▶ _Extracted information_
-------------------------

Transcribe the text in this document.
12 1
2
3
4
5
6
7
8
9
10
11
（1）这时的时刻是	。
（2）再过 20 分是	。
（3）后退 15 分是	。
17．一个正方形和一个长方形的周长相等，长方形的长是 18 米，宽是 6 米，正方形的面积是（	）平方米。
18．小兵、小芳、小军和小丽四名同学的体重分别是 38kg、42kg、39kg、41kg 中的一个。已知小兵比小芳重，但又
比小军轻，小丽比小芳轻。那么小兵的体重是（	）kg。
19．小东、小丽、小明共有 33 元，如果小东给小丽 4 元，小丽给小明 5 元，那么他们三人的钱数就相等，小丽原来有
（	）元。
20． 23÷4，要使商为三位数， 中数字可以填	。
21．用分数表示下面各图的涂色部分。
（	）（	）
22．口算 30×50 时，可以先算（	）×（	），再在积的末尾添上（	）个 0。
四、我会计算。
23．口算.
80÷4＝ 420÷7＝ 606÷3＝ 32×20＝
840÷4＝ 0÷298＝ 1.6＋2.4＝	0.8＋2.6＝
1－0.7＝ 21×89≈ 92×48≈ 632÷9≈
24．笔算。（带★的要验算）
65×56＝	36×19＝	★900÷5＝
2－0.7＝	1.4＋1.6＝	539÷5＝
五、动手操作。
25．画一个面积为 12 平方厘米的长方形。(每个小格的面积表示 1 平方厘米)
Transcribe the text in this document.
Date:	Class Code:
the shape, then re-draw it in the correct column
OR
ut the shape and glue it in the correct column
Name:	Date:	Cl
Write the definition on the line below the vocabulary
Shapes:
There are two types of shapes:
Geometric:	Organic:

-------------------------

▶ _To do_
Repeat every record, keeping each word and mark exactly as it is.

▶ _Exercise result_
Transcribe the text in this document.
12 1
2
3
4
5
6
7
8
9
10
11
（1）这时的时刻是	。
（2）再过 20 分是	。
（3）后退 15 分是	。
17．一个正方形和一个长方形的周长相等，长方形的长是 18 米，宽是 6 米，正方形的面积是（	）平方米。
18．小兵、小芳、小军和小丽四名同学的体重分别是 38kg、42kg、39kg、41kg 中的一个。已知小兵比小芳重，但又
比小军轻，小丽比小芳轻。那么小兵的体重是（	）kg。
19．小东、小丽、小明共有 33 元，如果小东给小丽 4 元，小丽给小明 5 元，那么他们三人的钱数就相等，小丽原来有
（	）元。
20． 23÷4，要使商为三位数， 中数字可以填	。
21．用分数表示下面各图的涂色部分。
（	）（	）
22．口算 30×50 时，可以先算（	）×（	），再在积的末尾添上（	）个 0。
四、我会计算。
23．口算.
80÷4＝ 420÷7＝ 606÷3＝ 32×20＝
840÷4＝ 0÷298＝ 1.6＋2.4＝	0.8＋2.6＝
1－0.7＝ 21×89≈ 92×48≈ 632÷9≈
24．笔算。（带★的要验算）
65×56＝	36×19＝	★900÷5＝
2－0.7＝	1.4＋1.6＝	539÷5＝
五、动手操作。
25．画一个面积为 12 平方厘米的长方形。(每个小格的面积表示 1 平方厘米)
Transcribe the text in this document.
Date:	Class Code:
the shape, then re-draw it in the correct column
OR
ut the shape and glue it in the correct column
Name:	Date:	Cl
Write the definition on the line below the vocabulary
Shapes:
There are two types of shapes:
Geometric:	Organic:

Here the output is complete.